WRITTEN REQUEST:
Select all lines with the string "nous" in them, and copy those lines.

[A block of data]
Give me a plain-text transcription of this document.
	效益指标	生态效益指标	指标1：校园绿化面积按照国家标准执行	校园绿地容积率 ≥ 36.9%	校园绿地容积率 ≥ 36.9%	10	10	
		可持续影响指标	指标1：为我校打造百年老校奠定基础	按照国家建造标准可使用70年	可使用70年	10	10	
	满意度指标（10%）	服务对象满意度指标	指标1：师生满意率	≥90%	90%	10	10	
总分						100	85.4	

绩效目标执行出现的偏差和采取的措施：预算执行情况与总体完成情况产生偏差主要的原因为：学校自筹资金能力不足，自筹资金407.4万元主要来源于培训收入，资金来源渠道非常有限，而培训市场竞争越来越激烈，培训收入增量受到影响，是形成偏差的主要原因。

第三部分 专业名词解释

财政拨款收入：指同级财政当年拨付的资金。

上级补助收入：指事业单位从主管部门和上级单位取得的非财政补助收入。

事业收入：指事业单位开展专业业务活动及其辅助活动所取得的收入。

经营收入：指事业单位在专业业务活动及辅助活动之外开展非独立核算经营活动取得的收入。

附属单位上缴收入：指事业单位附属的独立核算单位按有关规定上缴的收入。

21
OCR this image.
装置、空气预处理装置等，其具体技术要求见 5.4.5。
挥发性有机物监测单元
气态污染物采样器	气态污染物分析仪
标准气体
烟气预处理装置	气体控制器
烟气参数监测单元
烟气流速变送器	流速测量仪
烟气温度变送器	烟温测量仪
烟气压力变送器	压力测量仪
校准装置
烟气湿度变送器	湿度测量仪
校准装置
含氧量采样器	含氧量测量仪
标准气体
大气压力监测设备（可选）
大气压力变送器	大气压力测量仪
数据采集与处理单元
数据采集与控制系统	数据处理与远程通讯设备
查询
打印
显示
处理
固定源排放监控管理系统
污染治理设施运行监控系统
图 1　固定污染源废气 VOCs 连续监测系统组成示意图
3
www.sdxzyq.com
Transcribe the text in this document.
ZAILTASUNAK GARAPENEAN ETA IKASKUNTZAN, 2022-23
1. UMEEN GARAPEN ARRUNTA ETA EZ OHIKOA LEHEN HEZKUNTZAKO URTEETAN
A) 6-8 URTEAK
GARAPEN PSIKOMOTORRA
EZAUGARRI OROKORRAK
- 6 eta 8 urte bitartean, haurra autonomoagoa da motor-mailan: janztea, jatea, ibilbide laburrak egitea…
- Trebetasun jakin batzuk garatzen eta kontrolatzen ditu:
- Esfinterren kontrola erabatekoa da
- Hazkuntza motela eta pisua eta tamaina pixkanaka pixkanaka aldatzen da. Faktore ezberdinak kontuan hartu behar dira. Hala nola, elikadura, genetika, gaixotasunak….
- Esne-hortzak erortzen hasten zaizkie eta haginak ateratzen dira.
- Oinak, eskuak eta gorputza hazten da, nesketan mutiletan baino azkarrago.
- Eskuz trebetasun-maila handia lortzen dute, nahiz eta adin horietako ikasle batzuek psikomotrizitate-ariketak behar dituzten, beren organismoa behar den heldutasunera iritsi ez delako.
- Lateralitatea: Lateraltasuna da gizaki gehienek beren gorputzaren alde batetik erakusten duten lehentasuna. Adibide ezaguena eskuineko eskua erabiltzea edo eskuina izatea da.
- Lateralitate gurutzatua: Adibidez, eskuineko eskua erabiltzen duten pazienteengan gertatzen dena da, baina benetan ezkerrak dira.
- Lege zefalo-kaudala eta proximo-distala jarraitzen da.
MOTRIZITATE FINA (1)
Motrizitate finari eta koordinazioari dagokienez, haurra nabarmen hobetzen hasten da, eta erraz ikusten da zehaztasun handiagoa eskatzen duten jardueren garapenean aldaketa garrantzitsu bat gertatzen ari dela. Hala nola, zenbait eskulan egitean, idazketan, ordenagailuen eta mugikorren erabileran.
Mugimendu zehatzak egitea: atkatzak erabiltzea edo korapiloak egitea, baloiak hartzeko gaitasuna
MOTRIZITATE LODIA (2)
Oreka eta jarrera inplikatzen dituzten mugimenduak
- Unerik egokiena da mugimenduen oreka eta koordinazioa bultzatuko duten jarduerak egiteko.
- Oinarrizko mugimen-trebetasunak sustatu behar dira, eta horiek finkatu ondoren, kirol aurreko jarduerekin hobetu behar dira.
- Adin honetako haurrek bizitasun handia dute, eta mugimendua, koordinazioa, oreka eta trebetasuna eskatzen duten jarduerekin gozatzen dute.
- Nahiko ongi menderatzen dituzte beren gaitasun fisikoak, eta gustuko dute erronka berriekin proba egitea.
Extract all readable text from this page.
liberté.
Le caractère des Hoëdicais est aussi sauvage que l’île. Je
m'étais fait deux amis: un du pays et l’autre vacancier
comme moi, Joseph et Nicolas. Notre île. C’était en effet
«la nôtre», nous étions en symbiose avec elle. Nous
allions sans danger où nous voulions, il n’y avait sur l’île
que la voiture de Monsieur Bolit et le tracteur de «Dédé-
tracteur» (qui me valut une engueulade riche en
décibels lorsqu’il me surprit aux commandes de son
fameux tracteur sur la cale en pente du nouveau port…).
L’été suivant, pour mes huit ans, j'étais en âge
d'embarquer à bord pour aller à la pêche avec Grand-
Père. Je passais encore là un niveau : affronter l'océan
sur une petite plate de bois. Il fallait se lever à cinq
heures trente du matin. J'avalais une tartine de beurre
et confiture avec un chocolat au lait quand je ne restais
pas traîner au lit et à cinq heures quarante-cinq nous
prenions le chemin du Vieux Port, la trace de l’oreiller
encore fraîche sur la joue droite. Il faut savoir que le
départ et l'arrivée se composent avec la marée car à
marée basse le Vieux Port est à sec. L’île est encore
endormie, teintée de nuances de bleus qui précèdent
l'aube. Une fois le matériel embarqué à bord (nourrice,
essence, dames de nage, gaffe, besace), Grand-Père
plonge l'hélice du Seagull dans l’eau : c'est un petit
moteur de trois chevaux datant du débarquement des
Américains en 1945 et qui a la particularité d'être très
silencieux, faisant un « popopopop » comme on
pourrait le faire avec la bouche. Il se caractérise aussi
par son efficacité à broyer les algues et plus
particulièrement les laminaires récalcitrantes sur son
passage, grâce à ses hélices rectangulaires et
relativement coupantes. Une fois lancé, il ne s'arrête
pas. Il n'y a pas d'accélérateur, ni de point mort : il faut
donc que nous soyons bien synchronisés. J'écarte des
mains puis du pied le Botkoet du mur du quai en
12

FULL RESPONSE:
«la nôtre», nous étions en symbiose avec elle. Nous
allions sans danger où nous voulions, il n’y avait sur l’île
pas traîner au lit et à cinq heures quarante-cinq nous
donc que nous soyons bien synchronisés. J'écarte des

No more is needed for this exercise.